-- Job --
Wherever "agua" appears in a line, copy that line.
## begin Records
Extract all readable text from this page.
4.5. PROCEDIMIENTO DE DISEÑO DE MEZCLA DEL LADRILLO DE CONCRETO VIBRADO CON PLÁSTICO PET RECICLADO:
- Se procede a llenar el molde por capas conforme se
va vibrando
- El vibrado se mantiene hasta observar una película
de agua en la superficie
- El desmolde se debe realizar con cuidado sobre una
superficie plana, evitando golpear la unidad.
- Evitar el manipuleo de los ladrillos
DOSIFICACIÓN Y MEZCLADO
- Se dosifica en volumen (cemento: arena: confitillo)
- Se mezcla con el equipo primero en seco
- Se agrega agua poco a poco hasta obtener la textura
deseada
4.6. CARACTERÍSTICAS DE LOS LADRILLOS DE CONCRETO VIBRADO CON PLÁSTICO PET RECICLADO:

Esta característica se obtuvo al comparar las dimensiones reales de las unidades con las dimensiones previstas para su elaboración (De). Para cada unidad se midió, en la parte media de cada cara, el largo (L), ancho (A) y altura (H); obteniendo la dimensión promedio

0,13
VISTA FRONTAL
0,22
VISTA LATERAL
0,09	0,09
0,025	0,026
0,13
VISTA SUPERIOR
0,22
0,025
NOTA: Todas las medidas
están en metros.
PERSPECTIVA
## end Records
-- Task answer --
de agua en la superficie
- Se agrega agua poco a poco hasta obtener la textura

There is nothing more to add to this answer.